◆ **Texte cité**:
>>>

Vue et perspective du Palais de Monaco du côté de la Place d’Armes,
par Dominique-Joseph Bressan, 1732, Palais princier de Monaco.
© Reprod.G. Moufflet – Archives du Palais Princier de Monaco
C’est dans un palace de Monte-Carlo que la jeune fille dont on ne connaît pas le prénom tombe amoureuse du séduisant Maxim de Winter. Celui-ci l’arrache aux mains de la très américaine Mrs Danvers, avant d’en faire son épouse et la nouvelle maîtresse de Manderley, le domaine familial des Cornouailles. Là, flotte le souvenir de Rebecca.
C’est ainsi que débute l’intrigue de Rebecca, le célèbre roman de Daphné du Maurier. Les plus jeunes l’ont découvert à travers la récente production de Netflix. Les autres se souviennent sans doute du flamboyant et angoissant film d’Alfred Hitchcock, la seule œuvre du cinéaste à avoir reçu l’Oscar du meilleur film en 1941.
Rebecca amène à s’interroger sur les relations entre les Anglais et Monaco, et notamment à l’histoire du tourisme britannique dans la principauté francophone. Thomas Fouilleron, directeur des Archives et de la Bibliothèque du Palais princier de Monaco, nous a fait l’honneur de répondre à nos questions. Nous verrons que, bien avant Maxim de Winter, le destin d’un autre Anglais s’était joué à l’ombre du Rocher.
www.palais.mc
Propos recueillis par Thomas Ménard.
L’histoire des relations anglo-monégasques débute avec un drame, celui du duc d’York. Que s’est-il passé en 1767 ?
Ce duc d’York, Édouard-Auguste de Hanovre, né en 1739, est le second fils du prince de Galles, lui-même fils du roi Georges II. Son frère aîné succède à leur grand-père et Edouard-Auguste devient le prince héritier jusqu’à la naissance du futur Georges IV, en 1762.

<<<

◆ **Exercices**:
a – Quelles sont toutes les années citées dans le texte sur Rebecca et Monaco ?
b – Poursuivez le texte sur Rebecca et Monaco à la suite de sa dernière phrase.

◆ **Données affichées**:
>>>

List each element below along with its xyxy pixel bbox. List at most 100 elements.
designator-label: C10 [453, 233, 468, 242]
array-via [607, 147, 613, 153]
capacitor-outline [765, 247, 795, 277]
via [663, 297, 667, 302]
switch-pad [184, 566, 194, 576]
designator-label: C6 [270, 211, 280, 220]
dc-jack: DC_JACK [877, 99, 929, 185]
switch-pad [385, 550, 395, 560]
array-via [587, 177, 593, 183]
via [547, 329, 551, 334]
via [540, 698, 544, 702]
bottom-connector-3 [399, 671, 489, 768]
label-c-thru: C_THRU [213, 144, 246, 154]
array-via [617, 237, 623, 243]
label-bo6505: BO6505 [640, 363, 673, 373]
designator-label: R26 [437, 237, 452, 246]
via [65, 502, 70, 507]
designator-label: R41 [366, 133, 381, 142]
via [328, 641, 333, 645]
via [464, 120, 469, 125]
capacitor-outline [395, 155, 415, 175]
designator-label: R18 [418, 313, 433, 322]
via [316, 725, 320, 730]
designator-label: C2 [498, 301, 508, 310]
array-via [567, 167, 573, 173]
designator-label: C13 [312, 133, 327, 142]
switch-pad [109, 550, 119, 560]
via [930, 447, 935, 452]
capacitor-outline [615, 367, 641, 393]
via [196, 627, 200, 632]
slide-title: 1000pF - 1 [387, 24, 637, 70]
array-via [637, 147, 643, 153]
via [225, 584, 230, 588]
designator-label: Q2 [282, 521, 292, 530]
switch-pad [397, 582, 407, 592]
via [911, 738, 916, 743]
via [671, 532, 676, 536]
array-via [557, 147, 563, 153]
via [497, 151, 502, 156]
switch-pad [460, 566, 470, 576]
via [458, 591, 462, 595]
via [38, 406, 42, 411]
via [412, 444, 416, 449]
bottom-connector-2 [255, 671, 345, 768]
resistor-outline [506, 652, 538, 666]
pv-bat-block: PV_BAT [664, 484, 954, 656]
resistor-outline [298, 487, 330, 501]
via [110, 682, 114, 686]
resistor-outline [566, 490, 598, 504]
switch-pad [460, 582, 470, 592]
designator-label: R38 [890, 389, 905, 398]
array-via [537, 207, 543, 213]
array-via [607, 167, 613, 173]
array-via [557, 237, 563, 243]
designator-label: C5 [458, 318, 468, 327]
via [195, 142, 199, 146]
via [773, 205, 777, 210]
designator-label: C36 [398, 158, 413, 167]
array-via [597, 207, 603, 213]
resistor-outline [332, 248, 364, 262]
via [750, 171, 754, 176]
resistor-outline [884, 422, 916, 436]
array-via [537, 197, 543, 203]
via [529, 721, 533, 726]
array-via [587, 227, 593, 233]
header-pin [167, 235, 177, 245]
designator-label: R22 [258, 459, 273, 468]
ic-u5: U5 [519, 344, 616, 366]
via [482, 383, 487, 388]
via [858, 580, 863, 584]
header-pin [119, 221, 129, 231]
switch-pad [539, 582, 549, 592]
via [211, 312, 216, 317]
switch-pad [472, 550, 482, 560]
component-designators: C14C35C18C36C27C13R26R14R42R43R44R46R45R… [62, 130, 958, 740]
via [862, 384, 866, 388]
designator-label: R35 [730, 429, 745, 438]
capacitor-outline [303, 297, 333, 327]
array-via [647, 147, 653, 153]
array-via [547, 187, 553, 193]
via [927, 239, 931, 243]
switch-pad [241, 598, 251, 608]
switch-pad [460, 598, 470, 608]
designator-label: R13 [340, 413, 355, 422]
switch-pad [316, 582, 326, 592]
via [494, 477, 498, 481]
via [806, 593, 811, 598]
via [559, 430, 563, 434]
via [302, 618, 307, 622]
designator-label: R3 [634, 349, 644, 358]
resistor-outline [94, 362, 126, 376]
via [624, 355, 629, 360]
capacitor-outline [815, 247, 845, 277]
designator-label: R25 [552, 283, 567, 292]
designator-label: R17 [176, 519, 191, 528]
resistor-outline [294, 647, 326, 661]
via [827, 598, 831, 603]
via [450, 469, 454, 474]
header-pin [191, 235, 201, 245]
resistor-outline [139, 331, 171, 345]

<<<

◆ **Réponses aux exercices**:
a – 1732, 1941, 1767, 1739, 1762

b –
A la fin de l’été 1767, York est à bord d’un bateau qui vogue de Marseille vers Gênes, quand il tombe malade. On doit le débarquer au port de Monaco et, sur ordre d’Honoré III, qui est alors au palais, il est installé dans la grande chambre d’apparat des appartements princiers. C’est là qu’il meurt, le 17 septembre 1767, malgré les soins prodigués par des médecins niçois. La chambre est transformée en chapelle ardente et, quelques jours plus tard, le corps du prince est transféré sur le HMS Montreal, avant d’être enterré à l’abbaye de Westminster.
Depuis, cette chambre porte le nom de chambre d’York. Pourriez-vous nous en parler ?
Comme dans la plupart des résidences princières, un appartement du palais de Monaco est réservé aux hôtes de marque de rang royal. On parle donc de quartier royal, d’antichambre et de chambre royale. Elle apparait aussi sous le nom de Chambre à l’alcôve dorée, à cause de son somptueux décor, conçu certainement vers 1688, à l’époque du mariage du futur prince Antoine Ier avec Marie de Lorraine, lorsqu’ils reçoivent, dans l’étiquette de Versailles, le rang de prince étranger. Le duc d’York pousse son dernier soupir sous le regard de la Renommée, qui porte l’écu des Grimaldi, mais aussi de Junon, qui trône au-dessus du baldaquin. L’ensemble a été peint par des maîtres italiens et restauré au XIXe siècle. Très vite, cette pièce va être valorisée par le nom de l’illustre qui y est mort. Ce fait est ainsi signalé au voyageur Sulzer, qui découvre le palais en 1775.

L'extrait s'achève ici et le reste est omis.